(Given instruction): Carry none of the pictures over; set down the material below exactly.

(Entries):
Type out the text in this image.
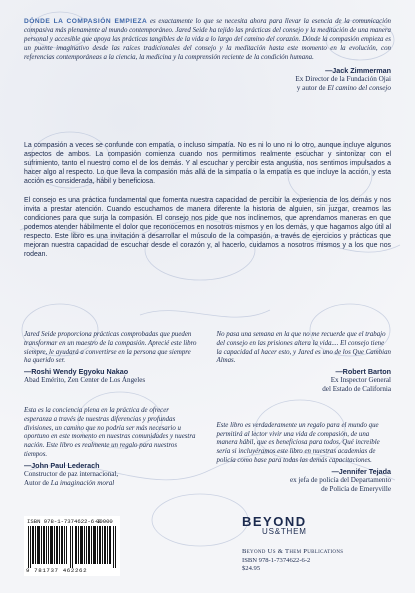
DÓNDE LA COMPASIÓN EMPIEZA es exactamente lo que se necesita ahora para llevar la esencia de la comunicación compasiva más plenamente al mundo contemporáneo. Jared Seide ha tejido las prácticas del consejo y la meditación de una manera personal y accesible que apoya las prácticas tangibles de la vida a lo largo del camino del corazón. Dónde la compasión empieza es un puente imaginativo desde las raíces tradicionales del consejo y la meditación hasta este momento en la evolución, con referencias contemporáneas a la ciencia, la medicina y la comprensión reciente de la condición humana.

—Jack Zimmerman
Ex Director de la Fundación Ojai
y autor de El camino del consejo

La compasión a veces se confunde con empatía, o incluso simpatía. No es ni lo uno ni lo otro, aunque incluye algunos aspectos de ambos. La compasión comienza cuando nos permitimos realmente escuchar y sintonizar con el sufrimiento, tanto el nuestro como el de los demás. Y al escuchar y percibir esta angustia, nos sentimos impulsados a hacer algo al respecto. Lo que lleva la compasión más allá de la simpatía o la empatía es que incluye la acción, y esta acción es considerada, hábil y beneficiosa.

El consejo es una práctica fundamental que fomenta nuestra capacidad de percibir la experiencia de los demás y nos invita a prestar atención. Cuando escuchamos de manera diferente la historia de alguien, sin juzgar, creamos las condiciones para que surja la compasión. El consejo nos pide que nos inclinemos, que aprendamos maneras en que podemos atender hábilmente el dolor que reconocemos en nosotros mismos y en los demás, y que hagamos algo útil al respecto. Este libro es una invitación a desarrollar el músculo de la compasión, a través de ejercicios y prácticas que mejoran nuestra capacidad de escuchar desde el corazón y, al hacerlo, cuidamos a nosotros mismos y a los que nos rodean.

Jared Seide proporciona prácticas comprobadas que pueden transformar en un maestro de la compasión. Aprecié este libro siempre, le ayudará a convertirse en la persona que siempre ha querido ser.

—Roshi Wendy Egyoku Nakao
Abad Emérito, Zen Center de Los Ángeles

Esta es la conciencia plena en la práctica de ofrecer esperanza a través de nuestras diferencias y profundas divisiones, un camino que no podría ser más necesario u oportuno en este momento en nuestras comunidades y nuestra nación. Este libro es realmente un regalo para nuestros tiempos.

—John Paul Lederach
Constructor de paz internacional,
Autor de La imaginación moral

No pasa una semana en la que no me recuerde que el trabajo del consejo en las prisiones altera la vida.... El consejo tiene la capacidad al hacer esto, y Jared es uno de los Que Cambian Almas.

—Robert Barton
Ex Inspector General
del Estado de California

Este libro es verdaderamente un regalo para el mundo que permitirá al lector vivir una vida de compasión, de una manera hábil, que es beneficiosa para todos. Qué increíble sería si incluyéramos este libro en nuestras academias de policía como base para todas las demás capacitaciones.

—Jennifer Tejada
ex jefa de policía del Departamento
de Policía de Emeryville
ISBN 978-1-7374622-6-2
90000
9 781737 462262
BEYOND
US&THEM
Beyond Us & Them Publications
ISBN 978-1-7374622-6-2
$24.95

(Reply):
Type out the text in this image.
DÓNDE LA COMPASIÓN EMPIEZA es exactamente lo que se necesita ahora para llevar la esencia de la comunicación compasiva más plenamente al mundo contemporáneo. Jared Seide ha tejido las prácticas del consejo y la meditación de una manera personal y accesible que apoya las prácticas tangibles de la vida a lo largo del camino del corazón. Dónde la compasión empieza es un puente imaginativo desde las raíces tradicionales del consejo y la meditación hasta este momento en la evolución, con referencias contemporáneas a la ciencia, la medicina y la comprensión reciente de la condición humana.

—Jack Zimmerman
Ex Director de la Fundación Ojai
y autor de El camino del consejo

La compasión a veces se confunde con empatía, o incluso simpatía. No es ni lo uno ni lo otro, aunque incluye algunos aspectos de ambos. La compasión comienza cuando nos permitimos realmente escuchar y sintonizar con el sufrimiento, tanto el nuestro como el de los demás. Y al escuchar y percibir esta angustia, nos sentimos impulsados a hacer algo al respecto. Lo que lleva la compasión más allá de la simpatía o la empatía es que incluye la acción, y esta acción es considerada, hábil y beneficiosa.

El consejo es una práctica fundamental que fomenta nuestra capacidad de percibir la experiencia de los demás y nos invita a prestar atención. Cuando escuchamos de manera diferente la historia de alguien, sin juzgar, creamos las condiciones para que surja la compasión. El consejo nos pide que nos inclinemos, que aprendamos maneras en que podemos atender hábilmente el dolor que reconocemos en nosotros mismos y en los demás, y que hagamos algo útil al respecto. Este libro es una invitación a desarrollar el músculo de la compasión, a través de ejercicios y prácticas que mejoran nuestra capacidad de escuchar desde el corazón y, al hacerlo, cuidamos a nosotros mismos y a los que nos rodean.

Jared Seide proporciona prácticas comprobadas que pueden transformar en un maestro de la compasión. Aprecié este libro siempre, le ayudará a convertirse en la persona que siempre ha querido ser.

—Roshi Wendy Egyoku Nakao
Abad Emérito, Zen Center de Los Ángeles

Esta es la conciencia plena en la práctica de ofrecer esperanza a través de nuestras diferencias y profundas divisiones, un camino que no podría ser más necesario u oportuno en este momento en nuestras comunidades y nuestra nación. Este libro es realmente un regalo para nuestros tiempos.

—John Paul Lederach
Constructor de paz internacional,
Autor de La imaginación moral

No pasa una semana en la que no me recuerde que el trabajo del consejo en las prisiones altera la vida.... El consejo tiene la capacidad al hacer esto, y Jared es uno de los Que Cambian Almas.

—Robert Barton
Ex Inspector General
del Estado de California

Este libro es verdaderamente un regalo para el mundo que permitirá al lector vivir una vida de compasión, de una manera hábil, que es beneficiosa para todos. Qué increíble sería si incluyéramos este libro en nuestras academias de policía como base para todas las demás capacitaciones.

—Jennifer Tejada
ex jefa de policía del Departamento
de Policía de Emeryville
ISBN 978-1-7374622-6-2
90000
9 781737 462262
BEYOND
US&THEM
Beyond Us & Them Publications
ISBN 978-1-7374622-6-2
$24.95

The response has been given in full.